● **WRITTEN PROBLEM**
Report how many lines of the records below contain the string "expand", treating uppercase and lowercase as distinct. Give only the number.

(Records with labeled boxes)
--- start ---

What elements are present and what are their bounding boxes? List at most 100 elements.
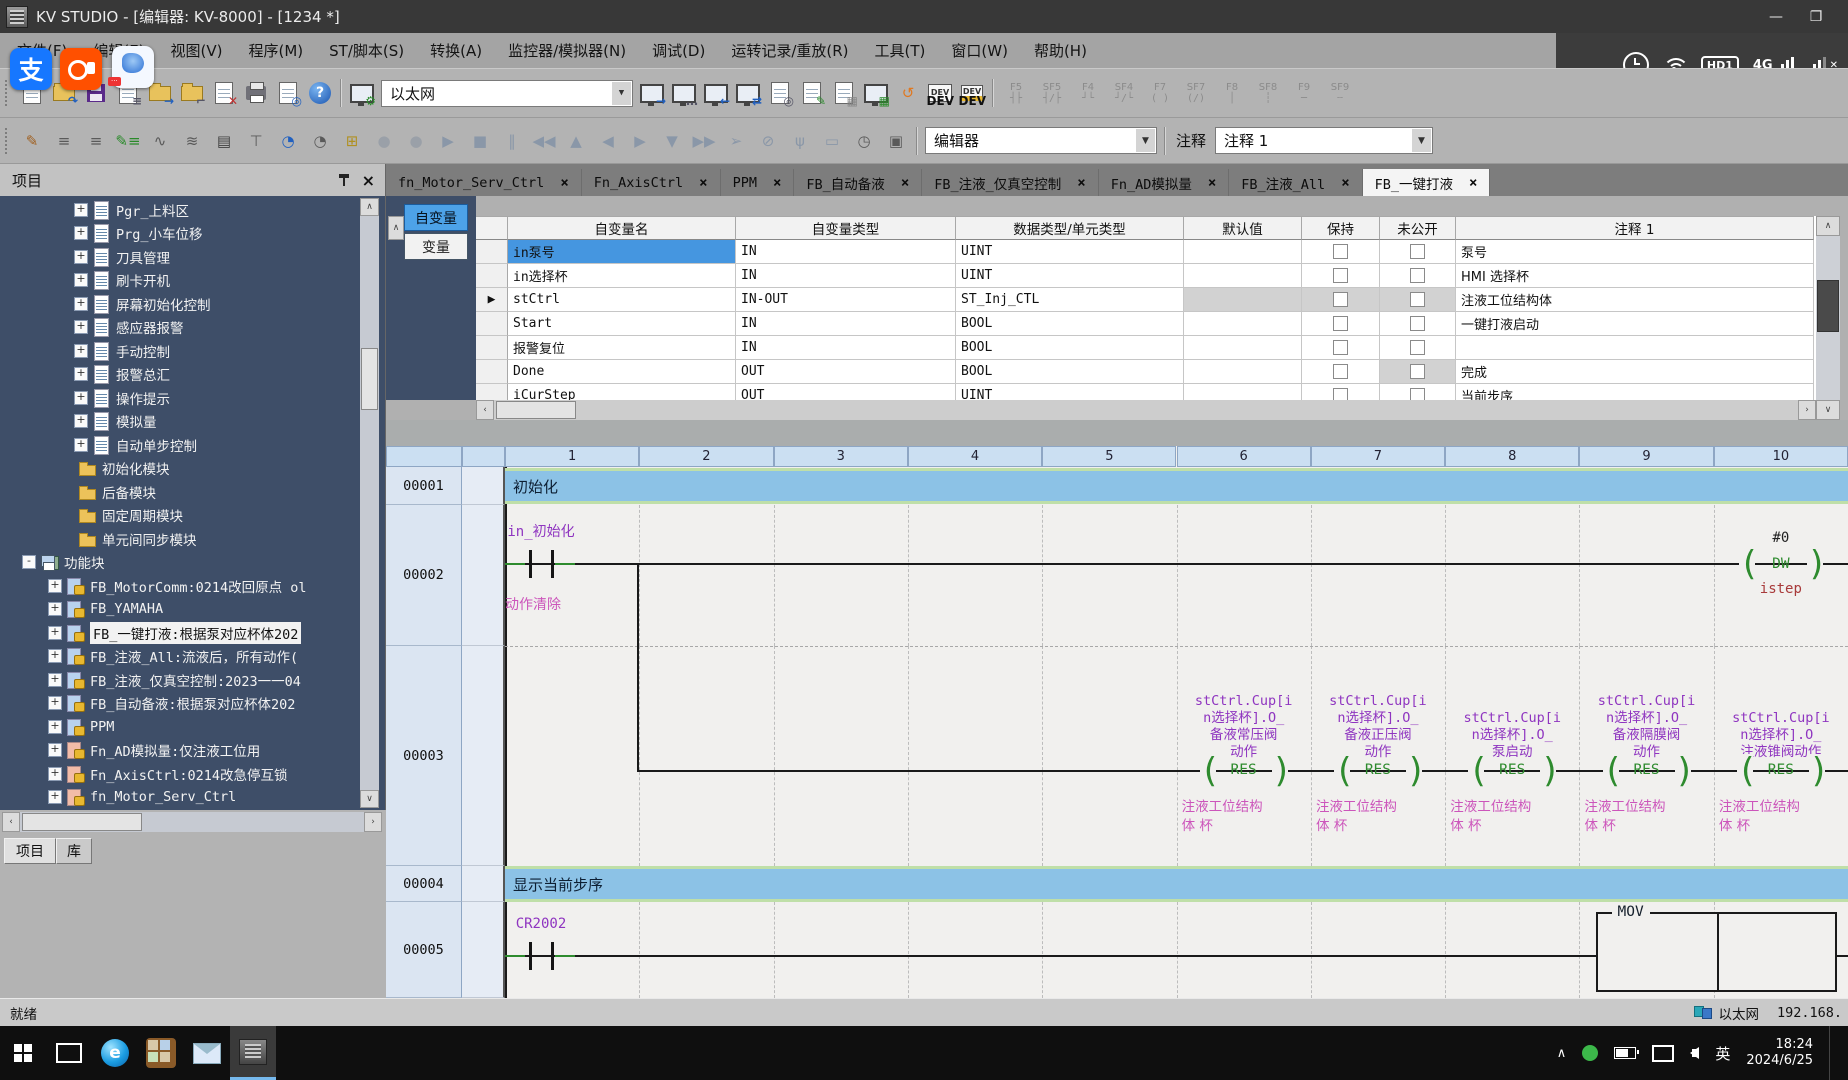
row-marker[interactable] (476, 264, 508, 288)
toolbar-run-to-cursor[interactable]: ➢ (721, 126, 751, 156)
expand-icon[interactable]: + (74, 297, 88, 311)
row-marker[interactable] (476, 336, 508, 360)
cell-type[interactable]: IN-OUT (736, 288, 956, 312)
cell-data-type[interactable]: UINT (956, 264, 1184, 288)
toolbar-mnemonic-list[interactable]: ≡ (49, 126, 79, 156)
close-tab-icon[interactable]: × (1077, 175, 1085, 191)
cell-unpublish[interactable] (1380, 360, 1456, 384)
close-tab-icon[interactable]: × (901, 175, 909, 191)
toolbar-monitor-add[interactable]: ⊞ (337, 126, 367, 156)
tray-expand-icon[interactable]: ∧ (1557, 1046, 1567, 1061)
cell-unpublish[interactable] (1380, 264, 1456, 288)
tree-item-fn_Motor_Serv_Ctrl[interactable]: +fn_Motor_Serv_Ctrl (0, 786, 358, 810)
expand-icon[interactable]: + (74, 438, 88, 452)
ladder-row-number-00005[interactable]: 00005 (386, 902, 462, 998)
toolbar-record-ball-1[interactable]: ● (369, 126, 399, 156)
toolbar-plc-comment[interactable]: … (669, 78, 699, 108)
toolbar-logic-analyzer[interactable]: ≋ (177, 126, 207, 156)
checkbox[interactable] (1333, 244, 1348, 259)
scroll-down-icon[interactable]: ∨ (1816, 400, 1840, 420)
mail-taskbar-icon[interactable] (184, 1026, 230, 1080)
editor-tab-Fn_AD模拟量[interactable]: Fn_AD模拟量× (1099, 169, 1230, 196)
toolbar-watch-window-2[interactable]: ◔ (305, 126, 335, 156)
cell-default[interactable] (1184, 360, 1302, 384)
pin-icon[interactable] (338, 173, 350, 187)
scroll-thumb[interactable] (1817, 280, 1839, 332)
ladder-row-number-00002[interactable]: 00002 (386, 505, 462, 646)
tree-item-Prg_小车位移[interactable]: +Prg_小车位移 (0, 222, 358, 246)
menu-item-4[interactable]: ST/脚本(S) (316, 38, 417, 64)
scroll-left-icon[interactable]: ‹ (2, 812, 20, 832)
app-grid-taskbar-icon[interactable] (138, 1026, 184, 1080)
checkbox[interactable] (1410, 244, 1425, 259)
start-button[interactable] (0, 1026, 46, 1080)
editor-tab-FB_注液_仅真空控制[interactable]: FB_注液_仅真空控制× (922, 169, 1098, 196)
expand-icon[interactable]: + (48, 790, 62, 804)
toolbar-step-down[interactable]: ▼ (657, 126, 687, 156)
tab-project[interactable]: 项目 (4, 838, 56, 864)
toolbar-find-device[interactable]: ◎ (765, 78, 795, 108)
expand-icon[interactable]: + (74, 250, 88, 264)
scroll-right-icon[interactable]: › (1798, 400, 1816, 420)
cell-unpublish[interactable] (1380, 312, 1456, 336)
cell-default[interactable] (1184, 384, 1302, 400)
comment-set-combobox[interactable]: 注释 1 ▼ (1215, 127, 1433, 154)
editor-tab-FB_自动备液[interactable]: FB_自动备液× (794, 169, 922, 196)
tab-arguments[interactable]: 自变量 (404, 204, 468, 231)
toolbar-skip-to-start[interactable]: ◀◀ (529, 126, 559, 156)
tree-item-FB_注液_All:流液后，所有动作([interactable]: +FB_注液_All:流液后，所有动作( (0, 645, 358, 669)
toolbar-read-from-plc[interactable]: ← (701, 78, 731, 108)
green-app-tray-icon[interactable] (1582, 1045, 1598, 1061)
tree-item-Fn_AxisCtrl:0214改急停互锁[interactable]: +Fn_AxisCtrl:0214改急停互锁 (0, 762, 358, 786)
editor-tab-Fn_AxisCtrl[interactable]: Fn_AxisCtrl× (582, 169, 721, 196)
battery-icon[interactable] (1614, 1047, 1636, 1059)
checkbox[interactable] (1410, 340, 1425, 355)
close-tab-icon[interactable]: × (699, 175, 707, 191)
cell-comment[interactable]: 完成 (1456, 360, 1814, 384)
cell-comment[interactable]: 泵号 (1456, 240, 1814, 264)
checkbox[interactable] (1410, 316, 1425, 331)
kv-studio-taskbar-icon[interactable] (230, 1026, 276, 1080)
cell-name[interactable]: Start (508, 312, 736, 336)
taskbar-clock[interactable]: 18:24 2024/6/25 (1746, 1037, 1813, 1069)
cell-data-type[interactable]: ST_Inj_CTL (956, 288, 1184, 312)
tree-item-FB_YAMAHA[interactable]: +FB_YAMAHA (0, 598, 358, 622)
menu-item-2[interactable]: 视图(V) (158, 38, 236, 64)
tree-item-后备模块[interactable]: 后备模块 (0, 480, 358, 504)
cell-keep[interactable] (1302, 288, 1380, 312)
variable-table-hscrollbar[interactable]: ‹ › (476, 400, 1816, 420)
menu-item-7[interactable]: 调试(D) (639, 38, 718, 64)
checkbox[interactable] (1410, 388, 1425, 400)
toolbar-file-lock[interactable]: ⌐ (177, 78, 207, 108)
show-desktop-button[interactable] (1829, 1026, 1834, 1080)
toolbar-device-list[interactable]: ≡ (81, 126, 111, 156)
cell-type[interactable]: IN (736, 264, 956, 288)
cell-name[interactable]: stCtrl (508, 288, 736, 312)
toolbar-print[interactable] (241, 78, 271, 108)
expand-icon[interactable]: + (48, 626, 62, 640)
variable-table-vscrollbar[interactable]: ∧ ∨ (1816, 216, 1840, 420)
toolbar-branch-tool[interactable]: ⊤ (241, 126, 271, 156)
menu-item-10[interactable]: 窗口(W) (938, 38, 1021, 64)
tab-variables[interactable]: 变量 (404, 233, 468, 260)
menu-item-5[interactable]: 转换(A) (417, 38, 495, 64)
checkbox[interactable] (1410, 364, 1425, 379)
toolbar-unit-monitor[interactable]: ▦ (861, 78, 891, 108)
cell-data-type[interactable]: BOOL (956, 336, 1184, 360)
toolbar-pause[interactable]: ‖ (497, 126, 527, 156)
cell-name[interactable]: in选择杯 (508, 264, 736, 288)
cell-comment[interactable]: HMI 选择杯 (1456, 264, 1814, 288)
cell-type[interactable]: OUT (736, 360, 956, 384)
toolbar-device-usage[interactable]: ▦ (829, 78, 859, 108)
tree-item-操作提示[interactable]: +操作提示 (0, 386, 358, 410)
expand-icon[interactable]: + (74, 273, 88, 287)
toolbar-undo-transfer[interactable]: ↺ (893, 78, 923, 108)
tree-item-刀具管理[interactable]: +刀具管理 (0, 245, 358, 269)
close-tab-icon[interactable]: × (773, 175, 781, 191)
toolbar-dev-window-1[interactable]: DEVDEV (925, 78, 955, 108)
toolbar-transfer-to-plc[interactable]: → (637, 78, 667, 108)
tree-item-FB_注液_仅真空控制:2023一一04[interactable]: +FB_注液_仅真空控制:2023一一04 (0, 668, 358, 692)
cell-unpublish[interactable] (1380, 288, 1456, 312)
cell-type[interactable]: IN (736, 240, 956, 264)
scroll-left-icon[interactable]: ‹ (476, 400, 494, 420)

--- end ---

● **SOLUTION TO THE PROBLEM**
7